*Data shown*.
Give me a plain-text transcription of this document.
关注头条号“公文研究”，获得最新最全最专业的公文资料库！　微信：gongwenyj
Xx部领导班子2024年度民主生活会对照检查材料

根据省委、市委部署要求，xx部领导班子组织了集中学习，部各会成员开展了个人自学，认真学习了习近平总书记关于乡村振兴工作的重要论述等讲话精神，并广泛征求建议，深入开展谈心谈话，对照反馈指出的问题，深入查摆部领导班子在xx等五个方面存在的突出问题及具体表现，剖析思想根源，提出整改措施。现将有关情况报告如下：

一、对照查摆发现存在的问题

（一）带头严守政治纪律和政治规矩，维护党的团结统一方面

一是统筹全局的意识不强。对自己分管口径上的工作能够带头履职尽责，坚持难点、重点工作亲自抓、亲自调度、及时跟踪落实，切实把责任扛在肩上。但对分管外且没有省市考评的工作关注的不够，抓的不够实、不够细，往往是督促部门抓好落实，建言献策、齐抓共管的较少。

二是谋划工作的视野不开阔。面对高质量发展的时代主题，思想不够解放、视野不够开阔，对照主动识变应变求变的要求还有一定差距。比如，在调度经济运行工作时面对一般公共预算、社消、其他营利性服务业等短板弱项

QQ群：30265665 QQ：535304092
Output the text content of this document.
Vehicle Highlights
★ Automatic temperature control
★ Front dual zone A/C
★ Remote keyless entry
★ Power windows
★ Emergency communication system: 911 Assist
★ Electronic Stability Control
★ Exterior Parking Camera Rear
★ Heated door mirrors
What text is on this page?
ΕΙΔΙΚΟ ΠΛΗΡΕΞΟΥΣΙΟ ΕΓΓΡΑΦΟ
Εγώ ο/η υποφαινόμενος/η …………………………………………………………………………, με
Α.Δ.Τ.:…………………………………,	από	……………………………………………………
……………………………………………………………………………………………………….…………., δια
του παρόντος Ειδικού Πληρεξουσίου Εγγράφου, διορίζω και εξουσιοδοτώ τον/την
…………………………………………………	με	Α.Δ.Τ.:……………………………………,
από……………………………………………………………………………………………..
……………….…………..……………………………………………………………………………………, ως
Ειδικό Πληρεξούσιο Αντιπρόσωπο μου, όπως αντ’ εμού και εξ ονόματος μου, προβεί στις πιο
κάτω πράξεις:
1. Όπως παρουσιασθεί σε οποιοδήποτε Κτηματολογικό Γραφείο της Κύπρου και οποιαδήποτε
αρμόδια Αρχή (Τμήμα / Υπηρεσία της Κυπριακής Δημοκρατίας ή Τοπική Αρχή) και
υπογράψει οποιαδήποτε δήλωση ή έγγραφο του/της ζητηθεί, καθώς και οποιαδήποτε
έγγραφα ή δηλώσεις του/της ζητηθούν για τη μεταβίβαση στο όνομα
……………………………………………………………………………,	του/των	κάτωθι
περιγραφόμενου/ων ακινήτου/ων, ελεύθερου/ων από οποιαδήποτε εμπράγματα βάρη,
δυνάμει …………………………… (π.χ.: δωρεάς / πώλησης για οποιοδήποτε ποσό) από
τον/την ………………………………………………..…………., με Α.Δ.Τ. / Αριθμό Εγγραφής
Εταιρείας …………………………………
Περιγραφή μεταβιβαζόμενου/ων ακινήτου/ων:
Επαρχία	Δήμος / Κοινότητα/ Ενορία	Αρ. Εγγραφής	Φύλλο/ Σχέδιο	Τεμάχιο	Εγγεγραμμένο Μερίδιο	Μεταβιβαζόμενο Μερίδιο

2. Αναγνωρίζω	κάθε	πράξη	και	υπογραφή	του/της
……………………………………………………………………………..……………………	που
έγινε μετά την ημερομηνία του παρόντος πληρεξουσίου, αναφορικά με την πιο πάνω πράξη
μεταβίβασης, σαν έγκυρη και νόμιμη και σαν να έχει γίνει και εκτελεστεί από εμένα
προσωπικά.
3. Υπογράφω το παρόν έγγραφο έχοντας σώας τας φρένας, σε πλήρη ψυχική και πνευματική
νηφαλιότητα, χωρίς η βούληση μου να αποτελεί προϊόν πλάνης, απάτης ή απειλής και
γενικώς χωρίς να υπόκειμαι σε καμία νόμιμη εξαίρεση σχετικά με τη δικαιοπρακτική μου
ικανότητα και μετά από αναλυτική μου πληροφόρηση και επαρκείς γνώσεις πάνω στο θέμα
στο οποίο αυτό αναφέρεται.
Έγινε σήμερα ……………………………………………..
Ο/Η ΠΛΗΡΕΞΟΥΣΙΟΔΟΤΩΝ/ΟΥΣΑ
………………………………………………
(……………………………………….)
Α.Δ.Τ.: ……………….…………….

*Directions*.
In the entries above, identify every line with the word "ακινήτου". Copy those lines.

*Written reply*.
περιγραφόμενου/ων ακινήτου/ων, ελεύθερου/ων από οποιαδήποτε εμπράγματα βάρη,
Περιγραφή μεταβιβαζόμενου/ων ακινήτου/ων:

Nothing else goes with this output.